**Direction**. Go through the entries one line at a time, and gather every line that has the word "Prevalencia".

**Records for processing**.
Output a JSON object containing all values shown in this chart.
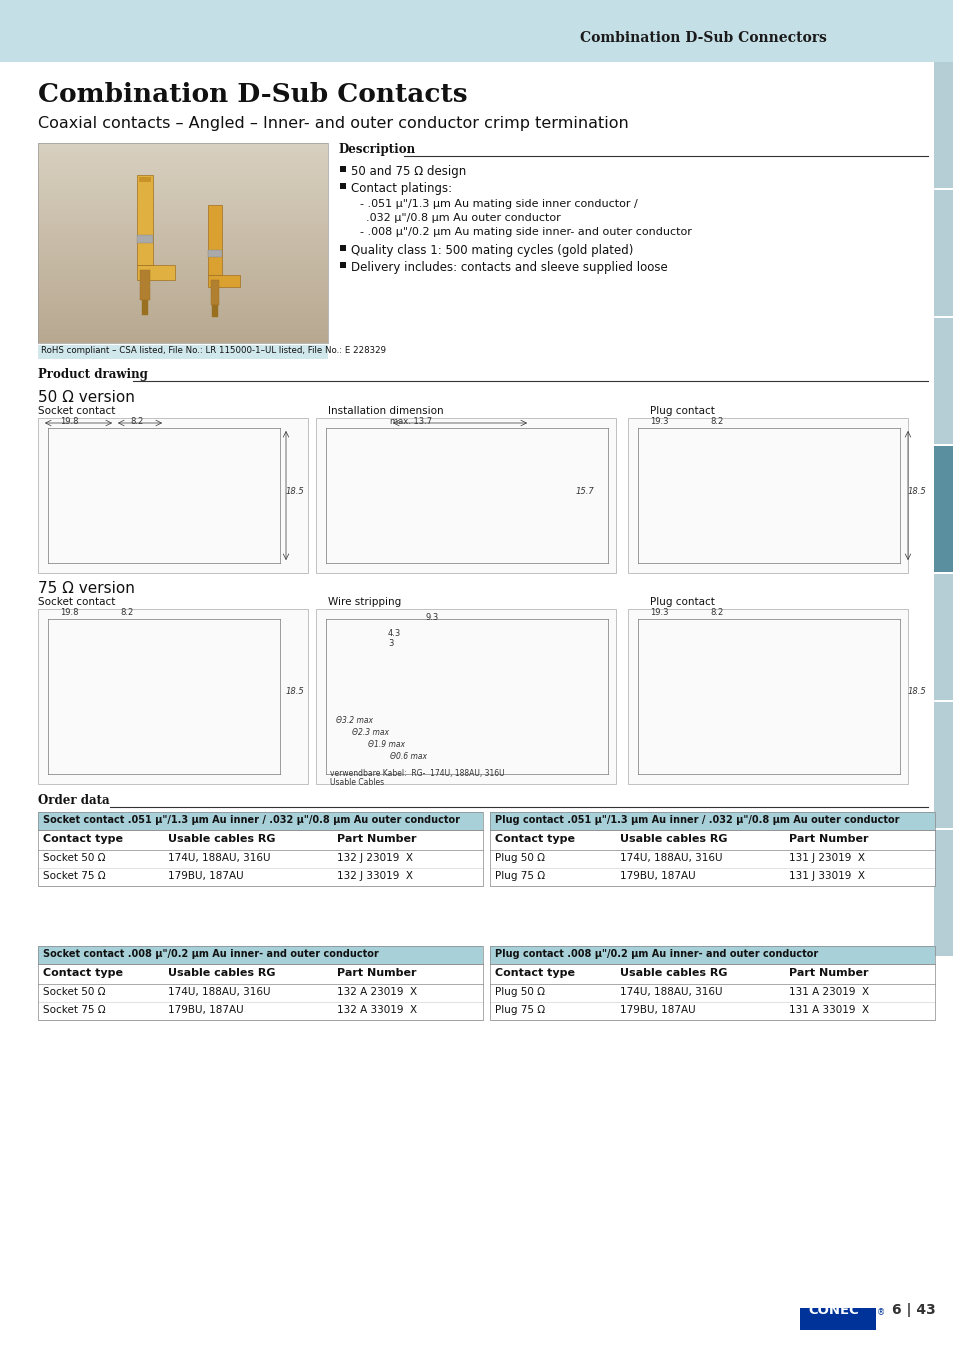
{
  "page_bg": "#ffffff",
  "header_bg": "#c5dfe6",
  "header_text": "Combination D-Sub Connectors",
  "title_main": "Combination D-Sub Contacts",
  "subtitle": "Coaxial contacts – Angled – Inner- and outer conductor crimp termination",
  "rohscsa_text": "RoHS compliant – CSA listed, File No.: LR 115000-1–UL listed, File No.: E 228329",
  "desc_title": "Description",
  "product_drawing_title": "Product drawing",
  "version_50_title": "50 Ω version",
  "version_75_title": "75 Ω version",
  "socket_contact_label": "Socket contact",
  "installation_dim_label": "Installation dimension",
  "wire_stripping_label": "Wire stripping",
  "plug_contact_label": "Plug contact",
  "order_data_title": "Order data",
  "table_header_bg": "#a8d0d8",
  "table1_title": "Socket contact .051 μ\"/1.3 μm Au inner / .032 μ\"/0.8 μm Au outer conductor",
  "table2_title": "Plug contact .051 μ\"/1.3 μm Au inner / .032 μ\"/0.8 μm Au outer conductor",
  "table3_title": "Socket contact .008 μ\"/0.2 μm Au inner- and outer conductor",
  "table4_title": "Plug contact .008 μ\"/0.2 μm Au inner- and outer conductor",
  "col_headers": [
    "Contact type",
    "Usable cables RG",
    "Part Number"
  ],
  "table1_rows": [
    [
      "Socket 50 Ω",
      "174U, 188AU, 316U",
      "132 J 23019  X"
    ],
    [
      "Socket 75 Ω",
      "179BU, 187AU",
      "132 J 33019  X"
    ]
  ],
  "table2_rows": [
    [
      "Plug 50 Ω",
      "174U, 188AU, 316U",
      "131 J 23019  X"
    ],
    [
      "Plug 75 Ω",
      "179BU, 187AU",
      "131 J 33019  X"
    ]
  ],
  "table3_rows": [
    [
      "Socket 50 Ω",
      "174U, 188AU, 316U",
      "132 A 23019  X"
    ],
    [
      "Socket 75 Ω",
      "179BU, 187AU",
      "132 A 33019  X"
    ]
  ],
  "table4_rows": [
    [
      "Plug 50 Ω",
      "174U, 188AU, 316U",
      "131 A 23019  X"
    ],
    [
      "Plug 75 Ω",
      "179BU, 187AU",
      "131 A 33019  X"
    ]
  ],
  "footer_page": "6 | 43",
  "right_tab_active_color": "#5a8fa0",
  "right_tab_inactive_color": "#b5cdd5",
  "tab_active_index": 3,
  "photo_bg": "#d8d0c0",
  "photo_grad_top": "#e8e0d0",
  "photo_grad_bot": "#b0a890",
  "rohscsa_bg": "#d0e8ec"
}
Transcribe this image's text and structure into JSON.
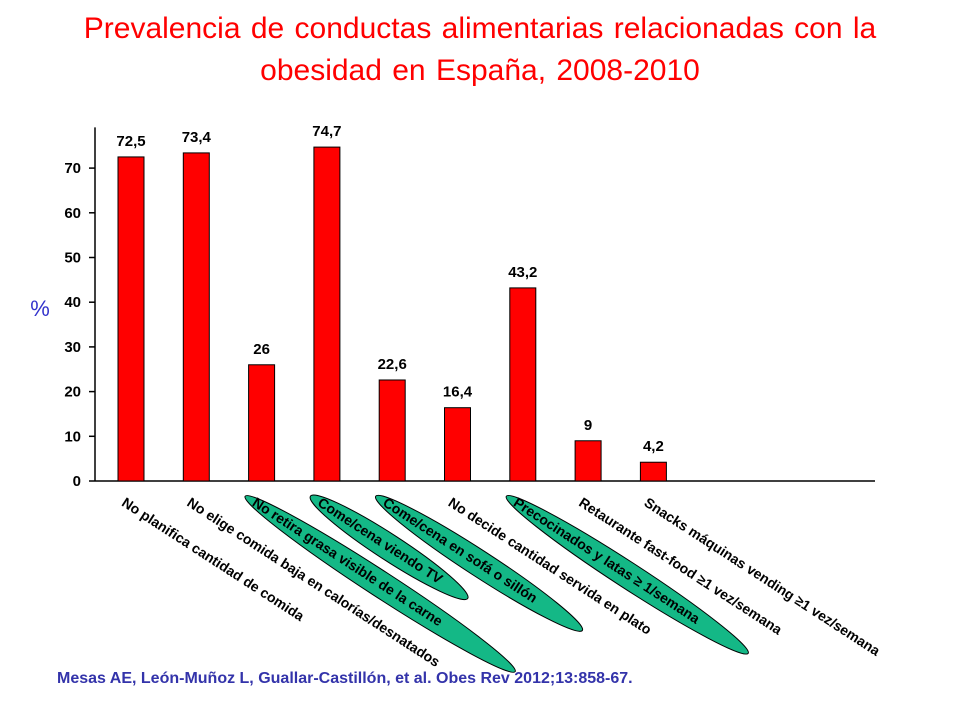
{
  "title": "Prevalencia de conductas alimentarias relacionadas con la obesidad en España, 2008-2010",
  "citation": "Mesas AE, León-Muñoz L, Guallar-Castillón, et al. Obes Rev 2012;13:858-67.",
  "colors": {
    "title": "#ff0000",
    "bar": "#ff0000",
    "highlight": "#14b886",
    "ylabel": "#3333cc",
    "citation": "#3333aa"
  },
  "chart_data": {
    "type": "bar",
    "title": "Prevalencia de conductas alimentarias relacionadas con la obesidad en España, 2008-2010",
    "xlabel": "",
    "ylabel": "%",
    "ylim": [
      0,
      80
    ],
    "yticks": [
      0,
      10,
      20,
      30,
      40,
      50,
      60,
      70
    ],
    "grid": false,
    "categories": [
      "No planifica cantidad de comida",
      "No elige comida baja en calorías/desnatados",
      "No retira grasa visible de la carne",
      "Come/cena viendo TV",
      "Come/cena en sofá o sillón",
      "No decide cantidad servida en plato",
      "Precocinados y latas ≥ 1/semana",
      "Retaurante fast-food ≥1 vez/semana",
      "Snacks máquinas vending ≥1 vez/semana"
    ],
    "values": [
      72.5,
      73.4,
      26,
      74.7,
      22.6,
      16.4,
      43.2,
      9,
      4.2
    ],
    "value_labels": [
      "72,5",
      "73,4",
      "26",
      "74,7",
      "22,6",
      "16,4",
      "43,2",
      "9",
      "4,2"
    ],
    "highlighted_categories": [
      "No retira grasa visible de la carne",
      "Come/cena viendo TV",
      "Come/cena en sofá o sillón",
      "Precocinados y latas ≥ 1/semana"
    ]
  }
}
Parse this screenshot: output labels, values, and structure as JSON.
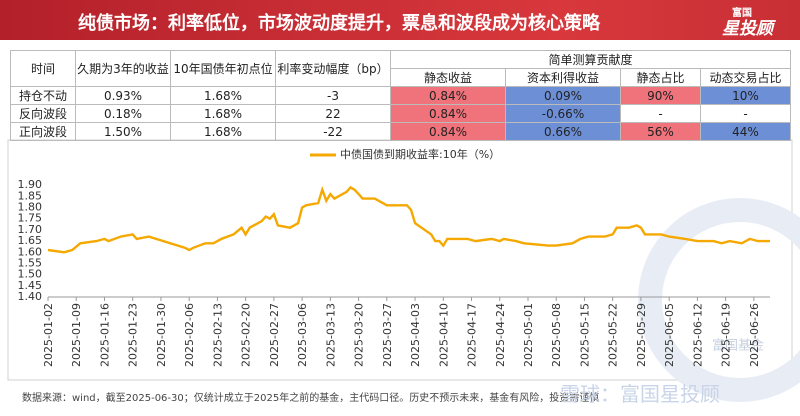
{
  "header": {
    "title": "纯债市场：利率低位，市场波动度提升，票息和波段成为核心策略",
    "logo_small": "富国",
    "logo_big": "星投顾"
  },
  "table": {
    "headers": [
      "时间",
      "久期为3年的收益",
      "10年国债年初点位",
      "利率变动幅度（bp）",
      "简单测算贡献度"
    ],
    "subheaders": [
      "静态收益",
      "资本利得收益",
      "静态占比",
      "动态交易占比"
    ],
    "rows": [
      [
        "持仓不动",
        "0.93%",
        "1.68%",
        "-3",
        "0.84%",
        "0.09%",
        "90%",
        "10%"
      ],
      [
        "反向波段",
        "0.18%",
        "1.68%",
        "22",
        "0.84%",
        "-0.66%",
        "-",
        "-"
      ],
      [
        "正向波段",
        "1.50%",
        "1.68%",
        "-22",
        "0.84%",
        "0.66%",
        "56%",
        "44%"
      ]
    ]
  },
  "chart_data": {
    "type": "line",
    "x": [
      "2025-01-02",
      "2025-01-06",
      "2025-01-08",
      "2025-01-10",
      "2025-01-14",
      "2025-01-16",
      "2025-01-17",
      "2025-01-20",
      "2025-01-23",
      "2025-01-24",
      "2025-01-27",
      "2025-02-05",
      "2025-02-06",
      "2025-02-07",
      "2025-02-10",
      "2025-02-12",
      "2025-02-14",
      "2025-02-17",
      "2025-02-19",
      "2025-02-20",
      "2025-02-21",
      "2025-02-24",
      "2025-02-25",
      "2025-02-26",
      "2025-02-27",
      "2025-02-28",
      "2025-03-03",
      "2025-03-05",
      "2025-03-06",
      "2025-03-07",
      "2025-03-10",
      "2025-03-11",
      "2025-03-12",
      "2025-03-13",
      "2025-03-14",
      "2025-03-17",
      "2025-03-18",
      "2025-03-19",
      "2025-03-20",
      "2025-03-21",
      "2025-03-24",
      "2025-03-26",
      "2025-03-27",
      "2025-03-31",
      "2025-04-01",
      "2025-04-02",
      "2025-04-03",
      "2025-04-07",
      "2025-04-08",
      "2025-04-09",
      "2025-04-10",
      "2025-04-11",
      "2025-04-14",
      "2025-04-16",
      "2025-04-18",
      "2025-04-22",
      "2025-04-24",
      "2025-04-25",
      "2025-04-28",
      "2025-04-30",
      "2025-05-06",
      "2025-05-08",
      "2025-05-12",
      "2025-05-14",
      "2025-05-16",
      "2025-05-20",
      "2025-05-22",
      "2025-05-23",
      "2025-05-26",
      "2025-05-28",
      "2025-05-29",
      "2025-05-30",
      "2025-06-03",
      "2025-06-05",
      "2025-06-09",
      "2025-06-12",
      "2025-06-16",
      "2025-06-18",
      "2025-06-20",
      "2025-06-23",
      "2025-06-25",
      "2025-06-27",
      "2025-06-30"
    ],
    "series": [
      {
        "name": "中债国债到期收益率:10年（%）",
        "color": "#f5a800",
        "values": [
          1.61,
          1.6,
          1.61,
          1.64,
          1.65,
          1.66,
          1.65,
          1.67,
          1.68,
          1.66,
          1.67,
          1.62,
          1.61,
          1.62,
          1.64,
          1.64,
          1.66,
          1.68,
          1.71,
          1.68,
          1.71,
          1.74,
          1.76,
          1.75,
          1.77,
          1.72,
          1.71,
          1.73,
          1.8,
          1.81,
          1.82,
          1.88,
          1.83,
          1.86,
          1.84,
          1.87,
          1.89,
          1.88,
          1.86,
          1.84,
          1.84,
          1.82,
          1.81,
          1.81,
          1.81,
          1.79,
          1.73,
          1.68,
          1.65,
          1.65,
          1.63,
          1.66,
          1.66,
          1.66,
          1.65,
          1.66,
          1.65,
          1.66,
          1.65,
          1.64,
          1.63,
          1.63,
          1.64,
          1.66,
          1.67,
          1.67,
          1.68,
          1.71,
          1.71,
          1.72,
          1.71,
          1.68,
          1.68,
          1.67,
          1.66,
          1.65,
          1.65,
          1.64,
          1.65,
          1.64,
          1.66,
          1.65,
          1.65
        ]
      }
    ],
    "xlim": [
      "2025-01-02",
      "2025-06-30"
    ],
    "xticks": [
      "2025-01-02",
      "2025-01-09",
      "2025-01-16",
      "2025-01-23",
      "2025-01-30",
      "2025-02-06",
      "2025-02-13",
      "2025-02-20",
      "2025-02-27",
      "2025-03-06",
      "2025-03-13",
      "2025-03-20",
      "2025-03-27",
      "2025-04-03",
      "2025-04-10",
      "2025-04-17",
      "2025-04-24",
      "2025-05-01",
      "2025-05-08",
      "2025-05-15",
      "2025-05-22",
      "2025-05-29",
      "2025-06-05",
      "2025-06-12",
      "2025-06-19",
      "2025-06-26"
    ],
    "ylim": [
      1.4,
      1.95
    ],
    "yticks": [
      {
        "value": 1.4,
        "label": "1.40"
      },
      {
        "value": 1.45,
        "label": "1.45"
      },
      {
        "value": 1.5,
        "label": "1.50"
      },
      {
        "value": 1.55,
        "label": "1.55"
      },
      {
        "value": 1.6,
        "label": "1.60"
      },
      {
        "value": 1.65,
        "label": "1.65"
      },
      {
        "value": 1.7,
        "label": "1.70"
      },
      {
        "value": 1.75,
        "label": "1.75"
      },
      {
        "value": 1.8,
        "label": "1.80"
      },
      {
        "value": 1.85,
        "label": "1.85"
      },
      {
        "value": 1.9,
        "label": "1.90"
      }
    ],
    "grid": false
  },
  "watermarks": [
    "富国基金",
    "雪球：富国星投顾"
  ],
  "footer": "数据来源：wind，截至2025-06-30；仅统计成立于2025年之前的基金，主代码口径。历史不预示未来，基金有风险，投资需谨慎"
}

**Expected answer**.
  "title": "Prevalencia de conductas alimentarias relacionadas con la obesidad en España, 2008-2010",
    "title": "Prevalencia de conductas alimentarias relacionadas con la obesidad en España, 2008-2010",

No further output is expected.